• DOCUMENT

____________

FROM THE ARCHIVES
Yellow Jacket: ‘A most wonderful horse’
By Franklin Reynolds in the May 1959 Quarter Horse Journal
Editor’s Note: It’s fascinating to read about the early detectives of our breed, who meticulously researched pedigrees and sought out the earliest breeders who could relay first-hand information. Here, an envelope tucked away in a shoebox offered up details about Yellow Jacket’s bloodlines. As a note of explanation, “tail male” refers to the top line of a pedigree – so a horse’s sire, grandsire, great-grandsire and so on.
One of the most worthwhile, though somewhat sparse, elements in the Quarter Horse world, is the blood, in tail male, of the remarkable Yellow Jacket.
We have seen the sire line of the notable Pid Hart disappear, and for this, there is ample explanation. His sons were in such great demand as geldings for polo mounts in the North and East, and at such premium prices, that no Texas or Oklahoma breeder exercised the foresight to preserve his line in tail male.
AQHA file photo
Thought to have been born around 1907, Yellow Jacket spent time on racetracks and ranches. His true worth as a sire wasn’t realized until much later.

____________

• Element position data
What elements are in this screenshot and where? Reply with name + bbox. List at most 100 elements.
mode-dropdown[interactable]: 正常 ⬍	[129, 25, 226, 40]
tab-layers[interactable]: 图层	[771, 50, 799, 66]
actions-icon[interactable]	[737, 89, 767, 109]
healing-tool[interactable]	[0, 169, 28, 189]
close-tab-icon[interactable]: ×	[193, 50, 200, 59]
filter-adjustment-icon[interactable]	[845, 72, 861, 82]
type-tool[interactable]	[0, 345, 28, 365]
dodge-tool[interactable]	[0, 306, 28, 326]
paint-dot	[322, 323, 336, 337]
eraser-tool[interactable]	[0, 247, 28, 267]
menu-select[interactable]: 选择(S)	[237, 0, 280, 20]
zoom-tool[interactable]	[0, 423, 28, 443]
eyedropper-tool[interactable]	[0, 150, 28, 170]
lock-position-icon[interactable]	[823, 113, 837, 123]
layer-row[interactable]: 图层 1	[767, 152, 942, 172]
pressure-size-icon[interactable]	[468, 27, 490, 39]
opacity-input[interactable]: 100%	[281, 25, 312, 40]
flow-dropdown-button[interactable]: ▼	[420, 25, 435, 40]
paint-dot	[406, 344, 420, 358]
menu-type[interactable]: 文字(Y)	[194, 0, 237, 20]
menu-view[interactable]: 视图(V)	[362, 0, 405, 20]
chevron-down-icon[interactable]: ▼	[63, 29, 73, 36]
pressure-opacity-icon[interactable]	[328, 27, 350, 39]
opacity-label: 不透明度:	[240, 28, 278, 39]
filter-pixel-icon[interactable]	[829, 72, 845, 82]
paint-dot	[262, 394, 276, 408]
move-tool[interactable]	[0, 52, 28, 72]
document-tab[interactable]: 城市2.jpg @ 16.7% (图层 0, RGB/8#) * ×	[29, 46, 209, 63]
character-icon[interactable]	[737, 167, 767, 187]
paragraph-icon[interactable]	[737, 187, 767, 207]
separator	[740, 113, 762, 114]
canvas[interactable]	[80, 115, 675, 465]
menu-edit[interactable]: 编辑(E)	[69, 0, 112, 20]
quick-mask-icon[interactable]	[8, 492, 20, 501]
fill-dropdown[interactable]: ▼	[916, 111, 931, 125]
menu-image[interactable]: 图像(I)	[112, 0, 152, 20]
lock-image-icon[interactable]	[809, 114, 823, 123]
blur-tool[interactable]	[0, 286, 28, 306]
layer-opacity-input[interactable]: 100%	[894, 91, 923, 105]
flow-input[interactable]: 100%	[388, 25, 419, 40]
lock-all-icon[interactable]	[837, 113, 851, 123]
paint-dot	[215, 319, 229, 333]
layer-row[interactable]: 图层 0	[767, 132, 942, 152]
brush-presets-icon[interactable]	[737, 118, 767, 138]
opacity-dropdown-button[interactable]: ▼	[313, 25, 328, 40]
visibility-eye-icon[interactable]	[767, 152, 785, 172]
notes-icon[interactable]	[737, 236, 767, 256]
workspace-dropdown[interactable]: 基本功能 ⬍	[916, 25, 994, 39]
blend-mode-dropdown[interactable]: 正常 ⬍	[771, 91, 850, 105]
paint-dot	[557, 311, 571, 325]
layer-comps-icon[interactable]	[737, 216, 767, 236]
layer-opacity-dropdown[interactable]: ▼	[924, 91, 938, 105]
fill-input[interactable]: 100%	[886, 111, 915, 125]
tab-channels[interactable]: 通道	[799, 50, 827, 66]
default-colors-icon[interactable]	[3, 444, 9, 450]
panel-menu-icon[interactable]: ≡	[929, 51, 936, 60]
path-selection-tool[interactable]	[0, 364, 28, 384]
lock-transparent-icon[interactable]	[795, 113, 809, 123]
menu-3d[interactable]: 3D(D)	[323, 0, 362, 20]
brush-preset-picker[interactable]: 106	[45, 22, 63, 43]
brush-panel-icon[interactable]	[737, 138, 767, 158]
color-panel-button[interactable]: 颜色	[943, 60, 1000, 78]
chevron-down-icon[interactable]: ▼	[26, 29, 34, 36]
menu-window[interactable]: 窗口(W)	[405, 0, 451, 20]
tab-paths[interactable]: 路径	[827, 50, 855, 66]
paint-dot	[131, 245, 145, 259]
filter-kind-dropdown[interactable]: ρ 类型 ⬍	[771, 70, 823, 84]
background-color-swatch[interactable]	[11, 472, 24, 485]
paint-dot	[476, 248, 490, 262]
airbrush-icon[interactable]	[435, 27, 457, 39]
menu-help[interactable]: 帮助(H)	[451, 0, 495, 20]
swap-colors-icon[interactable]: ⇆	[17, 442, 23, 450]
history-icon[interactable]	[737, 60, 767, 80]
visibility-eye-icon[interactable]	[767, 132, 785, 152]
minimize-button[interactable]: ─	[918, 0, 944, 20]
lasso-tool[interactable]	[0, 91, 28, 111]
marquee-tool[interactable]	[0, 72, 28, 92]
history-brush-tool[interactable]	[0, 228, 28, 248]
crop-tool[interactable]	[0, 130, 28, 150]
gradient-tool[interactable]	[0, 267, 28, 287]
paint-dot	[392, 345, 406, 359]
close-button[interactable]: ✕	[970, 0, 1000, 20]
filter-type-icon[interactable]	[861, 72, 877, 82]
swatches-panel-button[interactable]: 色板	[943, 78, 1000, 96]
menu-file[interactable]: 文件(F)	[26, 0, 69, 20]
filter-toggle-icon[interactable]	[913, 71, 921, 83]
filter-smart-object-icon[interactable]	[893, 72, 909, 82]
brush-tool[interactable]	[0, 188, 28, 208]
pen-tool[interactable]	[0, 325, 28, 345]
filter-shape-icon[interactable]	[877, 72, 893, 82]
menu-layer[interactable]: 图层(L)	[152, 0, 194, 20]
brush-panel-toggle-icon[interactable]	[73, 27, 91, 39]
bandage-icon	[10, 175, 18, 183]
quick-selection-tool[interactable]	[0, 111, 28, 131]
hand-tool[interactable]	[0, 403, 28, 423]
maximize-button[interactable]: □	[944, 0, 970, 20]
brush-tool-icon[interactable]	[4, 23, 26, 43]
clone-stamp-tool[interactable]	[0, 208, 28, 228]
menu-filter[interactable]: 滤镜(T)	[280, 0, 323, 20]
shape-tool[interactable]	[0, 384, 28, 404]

____________

• EXERCISE REQUIREMENTS
Write the next part of the archive article about the horse Yellow Jacket, starting right after its final sentence.

• REPLY TO THE EXERCISE
The same thing might have happened to the Yellow Jacket line but for the fact that a gentleman, who did not own Yellow Jacket, borrowed him one season and bred him to a trio of particularly good mares. But for this, the bloodline of Yellow Jacket might have come down to the present only through his daughters.
Almost entirely, if not wholly so, the Yellow Jacket male line has survived through his sons – Beetch’s Yellow Jacket, East’s Yellow Jacket, Yellow Ding Bob, Blackburn, Yellow Boy and Cowboy, the latter sometimes known as Cowpuncher. Which of these sons proved to be the most important to the strain is a matter that is quite controversial.

If the writer, as a historian of the Quarter Horse, may be permitted to express an opinion, he would select Beetch’s Yellow Jacket for this distinction. Likewise, he believes Hard Twist is, beyond argument, the outstanding exponent of this bloodline, in tail male, in service today (in 1959).
It must be remembered that Yellow Jacket died more than a decade before the founding of the Quarter Horse registry. Detailed pedigree records on many of his daughters were not preserved.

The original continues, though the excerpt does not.